**EXERCISE**
Output all lines exactly, with nothing added or dropped.

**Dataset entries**
(begin)

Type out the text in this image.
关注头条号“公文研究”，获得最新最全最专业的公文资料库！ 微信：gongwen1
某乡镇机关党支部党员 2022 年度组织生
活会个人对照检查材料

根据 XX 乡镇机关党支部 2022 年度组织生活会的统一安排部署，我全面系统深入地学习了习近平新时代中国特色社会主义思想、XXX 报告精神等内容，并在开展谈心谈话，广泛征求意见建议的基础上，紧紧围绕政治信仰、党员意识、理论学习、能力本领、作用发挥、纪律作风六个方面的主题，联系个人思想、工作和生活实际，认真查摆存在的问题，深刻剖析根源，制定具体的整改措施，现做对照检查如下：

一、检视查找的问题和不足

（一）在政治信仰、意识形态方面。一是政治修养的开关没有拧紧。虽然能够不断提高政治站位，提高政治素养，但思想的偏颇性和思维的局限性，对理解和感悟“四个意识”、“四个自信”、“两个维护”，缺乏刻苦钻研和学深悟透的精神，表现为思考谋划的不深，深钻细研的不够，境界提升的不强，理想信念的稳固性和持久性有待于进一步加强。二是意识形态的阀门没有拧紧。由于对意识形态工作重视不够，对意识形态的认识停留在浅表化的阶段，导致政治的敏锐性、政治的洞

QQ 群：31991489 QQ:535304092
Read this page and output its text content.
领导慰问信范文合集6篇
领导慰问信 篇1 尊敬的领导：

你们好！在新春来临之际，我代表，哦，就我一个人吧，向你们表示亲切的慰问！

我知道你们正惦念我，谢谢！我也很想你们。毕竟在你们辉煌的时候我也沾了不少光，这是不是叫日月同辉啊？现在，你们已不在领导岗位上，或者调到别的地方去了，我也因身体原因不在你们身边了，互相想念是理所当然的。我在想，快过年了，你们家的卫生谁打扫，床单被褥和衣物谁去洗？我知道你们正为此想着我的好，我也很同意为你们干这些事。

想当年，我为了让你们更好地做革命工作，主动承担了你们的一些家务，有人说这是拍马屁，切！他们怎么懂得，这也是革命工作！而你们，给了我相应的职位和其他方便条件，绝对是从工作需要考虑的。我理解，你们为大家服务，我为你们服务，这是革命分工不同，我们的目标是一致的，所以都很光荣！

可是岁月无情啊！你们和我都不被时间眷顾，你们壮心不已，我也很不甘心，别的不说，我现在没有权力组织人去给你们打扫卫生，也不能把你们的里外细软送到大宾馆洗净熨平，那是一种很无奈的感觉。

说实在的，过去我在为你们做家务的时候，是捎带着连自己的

(end)

**SOLUTION FOR THIS PROBLEM**
Type out the text in this image.
关注头条号“公文研究”，获得最新最全最专业的公文资料库！ 微信：gongwen1
某乡镇机关党支部党员 2022 年度组织生
活会个人对照检查材料

根据 XX 乡镇机关党支部 2022 年度组织生活会的统一安排部署，我全面系统深入地学习了习近平新时代中国特色社会主义思想、XXX 报告精神等内容，并在开展谈心谈话，广泛征求意见建议的基础上，紧紧围绕政治信仰、党员意识、理论学习、能力本领、作用发挥、纪律作风六个方面的主题，联系个人思想、工作和生活实际，认真查摆存在的问题，深刻剖析根源，制定具体的整改措施，现做对照检查如下：

一、检视查找的问题和不足

（一）在政治信仰、意识形态方面。一是政治修养的开关没有拧紧。虽然能够不断提高政治站位，提高政治素养，但思想的偏颇性和思维的局限性，对理解和感悟“四个意识”、“四个自信”、“两个维护”，缺乏刻苦钻研和学深悟透的精神，表现为思考谋划的不深，深钻细研的不够，境界提升的不强，理想信念的稳固性和持久性有待于进一步加强。二是意识形态的阀门没有拧紧。由于对意识形态工作重视不够，对意识形态的认识停留在浅表化的阶段，导致政治的敏锐性、政治的洞

QQ 群：31991489 QQ:535304092
Read this page and output its text content.
领导慰问信范文合集6篇
领导慰问信 篇1 尊敬的领导：

你们好！在新春来临之际，我代表，哦，就我一个人吧，向你们表示亲切的慰问！

我知道你们正惦念我，谢谢！我也很想你们。毕竟在你们辉煌的时候我也沾了不少光，这是不是叫日月同辉啊？现在，你们已不在领导岗位上，或者调到别的地方去了，我也因身体原因不在你们身边了，互相想念是理所当然的。我在想，快过年了，你们家的卫生谁打扫，床单被褥和衣物谁去洗？我知道你们正为此想着我的好，我也很同意为你们干这些事。

想当年，我为了让你们更好地做革命工作，主动承担了你们的一些家务，有人说这是拍马屁，切！他们怎么懂得，这也是革命工作！而你们，给了我相应的职位和其他方便条件，绝对是从工作需要考虑的。我理解，你们为大家服务，我为你们服务，这是革命分工不同，我们的目标是一致的，所以都很光荣！

可是岁月无情啊！你们和我都不被时间眷顾，你们壮心不已，我也很不甘心，别的不说，我现在没有权力组织人去给你们打扫卫生，也不能把你们的里外细软送到大宾馆洗净熨平，那是一种很无奈的感觉。

说实在的，过去我在为你们做家务的时候，是捎带着连自己的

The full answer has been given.